-- Start of Recorded information --
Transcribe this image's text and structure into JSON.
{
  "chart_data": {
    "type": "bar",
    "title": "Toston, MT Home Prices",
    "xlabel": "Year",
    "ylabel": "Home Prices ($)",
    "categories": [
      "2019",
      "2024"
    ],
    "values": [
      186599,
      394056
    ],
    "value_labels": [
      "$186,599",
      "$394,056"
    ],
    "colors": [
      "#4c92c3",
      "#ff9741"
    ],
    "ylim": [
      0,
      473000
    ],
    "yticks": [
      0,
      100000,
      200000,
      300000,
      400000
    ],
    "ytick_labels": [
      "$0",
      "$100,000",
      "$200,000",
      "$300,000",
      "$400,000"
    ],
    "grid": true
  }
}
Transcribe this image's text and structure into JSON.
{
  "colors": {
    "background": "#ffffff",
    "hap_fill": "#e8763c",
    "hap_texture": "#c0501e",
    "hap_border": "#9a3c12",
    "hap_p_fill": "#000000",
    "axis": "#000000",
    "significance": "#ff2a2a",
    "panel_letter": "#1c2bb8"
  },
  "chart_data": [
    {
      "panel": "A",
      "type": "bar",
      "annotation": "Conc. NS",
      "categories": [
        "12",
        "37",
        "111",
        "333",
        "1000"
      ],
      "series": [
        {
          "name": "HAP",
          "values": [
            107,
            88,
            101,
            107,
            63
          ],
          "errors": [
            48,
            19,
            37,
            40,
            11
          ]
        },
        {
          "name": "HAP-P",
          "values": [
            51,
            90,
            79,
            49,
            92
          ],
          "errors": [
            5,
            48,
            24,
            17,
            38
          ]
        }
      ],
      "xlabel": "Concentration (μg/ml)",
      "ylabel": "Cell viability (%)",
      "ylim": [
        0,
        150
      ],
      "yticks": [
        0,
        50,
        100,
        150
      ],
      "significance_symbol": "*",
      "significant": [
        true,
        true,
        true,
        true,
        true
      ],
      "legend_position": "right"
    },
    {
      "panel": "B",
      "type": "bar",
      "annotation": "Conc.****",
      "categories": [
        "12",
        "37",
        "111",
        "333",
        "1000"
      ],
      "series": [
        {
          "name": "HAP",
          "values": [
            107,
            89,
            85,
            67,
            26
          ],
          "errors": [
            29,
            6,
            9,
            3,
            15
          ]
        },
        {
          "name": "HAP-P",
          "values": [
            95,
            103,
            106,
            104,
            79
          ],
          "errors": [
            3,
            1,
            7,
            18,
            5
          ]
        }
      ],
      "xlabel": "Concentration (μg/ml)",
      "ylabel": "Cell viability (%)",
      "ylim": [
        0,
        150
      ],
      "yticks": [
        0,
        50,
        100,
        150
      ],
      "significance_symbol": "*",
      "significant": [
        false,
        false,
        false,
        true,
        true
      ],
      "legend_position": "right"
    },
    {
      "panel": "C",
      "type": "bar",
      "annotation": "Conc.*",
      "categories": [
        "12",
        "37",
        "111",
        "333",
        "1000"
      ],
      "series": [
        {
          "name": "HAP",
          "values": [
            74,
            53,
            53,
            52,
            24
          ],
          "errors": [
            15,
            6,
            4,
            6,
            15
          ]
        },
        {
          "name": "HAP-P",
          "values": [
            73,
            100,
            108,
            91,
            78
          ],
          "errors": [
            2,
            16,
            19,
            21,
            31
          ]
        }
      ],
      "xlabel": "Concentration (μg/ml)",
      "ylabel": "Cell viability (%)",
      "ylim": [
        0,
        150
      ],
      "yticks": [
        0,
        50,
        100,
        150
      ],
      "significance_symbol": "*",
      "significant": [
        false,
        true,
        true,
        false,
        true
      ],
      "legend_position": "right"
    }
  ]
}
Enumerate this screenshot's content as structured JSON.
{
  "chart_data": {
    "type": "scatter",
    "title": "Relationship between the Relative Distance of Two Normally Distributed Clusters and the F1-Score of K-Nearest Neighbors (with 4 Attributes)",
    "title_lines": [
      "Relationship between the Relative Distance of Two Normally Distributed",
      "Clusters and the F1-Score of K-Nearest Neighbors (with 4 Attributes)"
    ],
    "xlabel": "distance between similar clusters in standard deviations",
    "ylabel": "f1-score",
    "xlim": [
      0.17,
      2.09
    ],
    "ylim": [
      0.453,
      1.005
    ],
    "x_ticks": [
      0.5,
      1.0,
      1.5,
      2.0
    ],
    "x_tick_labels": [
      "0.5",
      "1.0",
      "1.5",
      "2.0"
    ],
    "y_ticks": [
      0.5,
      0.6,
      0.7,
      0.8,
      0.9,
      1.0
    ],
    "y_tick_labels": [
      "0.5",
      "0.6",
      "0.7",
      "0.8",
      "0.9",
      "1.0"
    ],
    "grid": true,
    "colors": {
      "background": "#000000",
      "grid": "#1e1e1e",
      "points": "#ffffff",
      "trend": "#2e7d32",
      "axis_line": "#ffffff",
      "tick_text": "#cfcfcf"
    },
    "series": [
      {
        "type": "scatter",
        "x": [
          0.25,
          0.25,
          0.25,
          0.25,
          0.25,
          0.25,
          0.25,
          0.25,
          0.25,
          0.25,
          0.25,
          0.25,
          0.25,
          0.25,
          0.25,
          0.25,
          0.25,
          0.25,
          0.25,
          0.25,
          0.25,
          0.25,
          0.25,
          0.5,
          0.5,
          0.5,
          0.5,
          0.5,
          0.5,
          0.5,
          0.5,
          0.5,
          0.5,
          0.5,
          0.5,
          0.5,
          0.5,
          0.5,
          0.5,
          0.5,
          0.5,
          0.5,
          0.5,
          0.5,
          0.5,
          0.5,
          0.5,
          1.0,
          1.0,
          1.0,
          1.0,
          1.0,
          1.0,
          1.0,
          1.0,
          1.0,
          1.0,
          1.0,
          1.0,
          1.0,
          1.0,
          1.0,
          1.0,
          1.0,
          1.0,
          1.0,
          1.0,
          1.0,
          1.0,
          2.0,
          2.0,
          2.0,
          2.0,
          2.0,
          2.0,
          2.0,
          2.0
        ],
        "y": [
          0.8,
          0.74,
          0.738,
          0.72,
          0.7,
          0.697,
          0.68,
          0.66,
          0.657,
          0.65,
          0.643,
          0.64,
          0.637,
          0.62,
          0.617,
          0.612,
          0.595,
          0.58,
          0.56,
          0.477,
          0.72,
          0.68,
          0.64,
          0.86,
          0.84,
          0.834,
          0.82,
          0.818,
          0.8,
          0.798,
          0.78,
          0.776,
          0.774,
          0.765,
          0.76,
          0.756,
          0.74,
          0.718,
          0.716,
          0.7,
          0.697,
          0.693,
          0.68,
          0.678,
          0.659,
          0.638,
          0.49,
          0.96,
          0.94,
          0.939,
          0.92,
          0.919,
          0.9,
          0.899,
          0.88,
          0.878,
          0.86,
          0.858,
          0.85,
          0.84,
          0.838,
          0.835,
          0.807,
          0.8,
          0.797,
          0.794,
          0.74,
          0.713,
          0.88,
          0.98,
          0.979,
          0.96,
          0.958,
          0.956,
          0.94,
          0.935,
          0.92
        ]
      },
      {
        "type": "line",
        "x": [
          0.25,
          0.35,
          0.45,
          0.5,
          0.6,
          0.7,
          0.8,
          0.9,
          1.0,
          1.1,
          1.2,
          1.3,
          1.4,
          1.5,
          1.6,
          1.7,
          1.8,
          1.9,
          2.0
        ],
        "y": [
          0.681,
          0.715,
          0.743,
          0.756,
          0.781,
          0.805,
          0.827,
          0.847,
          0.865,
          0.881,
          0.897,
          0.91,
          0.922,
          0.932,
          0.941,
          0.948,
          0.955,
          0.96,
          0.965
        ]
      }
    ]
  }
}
-- End of Recorded information --
> [Stated exercise]:
Filter the listing for the word "Home" and copy every line that holds it.

> [Exercise result]:
    "title": "Toston, MT Home Prices",
    "ylabel": "Home Prices ($)",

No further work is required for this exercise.